_DIRECTIONS_
Copy out every line exactly as given.

::::

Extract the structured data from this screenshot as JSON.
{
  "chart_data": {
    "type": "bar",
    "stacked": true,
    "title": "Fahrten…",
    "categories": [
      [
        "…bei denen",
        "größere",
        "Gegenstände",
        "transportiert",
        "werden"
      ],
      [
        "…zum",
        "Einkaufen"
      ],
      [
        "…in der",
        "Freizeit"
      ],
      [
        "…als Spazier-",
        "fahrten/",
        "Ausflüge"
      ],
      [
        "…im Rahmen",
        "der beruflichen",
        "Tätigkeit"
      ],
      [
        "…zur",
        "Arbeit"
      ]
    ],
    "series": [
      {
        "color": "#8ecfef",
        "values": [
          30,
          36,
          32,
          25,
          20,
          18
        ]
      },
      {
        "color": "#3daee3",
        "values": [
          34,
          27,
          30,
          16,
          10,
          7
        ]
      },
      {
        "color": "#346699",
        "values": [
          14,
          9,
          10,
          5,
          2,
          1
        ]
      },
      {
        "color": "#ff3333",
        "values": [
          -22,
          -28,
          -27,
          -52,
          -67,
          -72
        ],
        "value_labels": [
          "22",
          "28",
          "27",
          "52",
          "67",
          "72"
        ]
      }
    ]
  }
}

::::

_EXERCISE SOLUTION_
Extract the structured data from this screenshot as JSON.
{
  "chart_data": {
    "type": "bar",
    "stacked": true,
    "title": "Fahrten…",
    "categories": [
      [
        "…bei denen",
        "größere",
        "Gegenstände",
        "transportiert",
        "werden"
      ],
      [
        "…zum",
        "Einkaufen"
      ],
      [
        "…in der",
        "Freizeit"
      ],
      [
        "…als Spazier-",
        "fahrten/",
        "Ausflüge"
      ],
      [
        "…im Rahmen",
        "der beruflichen",
        "Tätigkeit"
      ],
      [
        "…zur",
        "Arbeit"
      ]
    ],
    "series": [
      {
        "color": "#8ecfef",
        "values": [
          30,
          36,
          32,
          25,
          20,
          18
        ]
      },
      {
        "color": "#3daee3",
        "values": [
          34,
          27,
          30,
          16,
          10,
          7
        ]
      },
      {
        "color": "#346699",
        "values": [
          14,
          9,
          10,
          5,
          2,
          1
        ]
      },
      {
        "color": "#ff3333",
        "values": [
          -22,
          -28,
          -27,
          -52,
          -67,
          -72
        ],
        "value_labels": [
          "22",
          "28",
          "27",
          "52",
          "67",
          "72"
        ]
      }
    ]
  }
}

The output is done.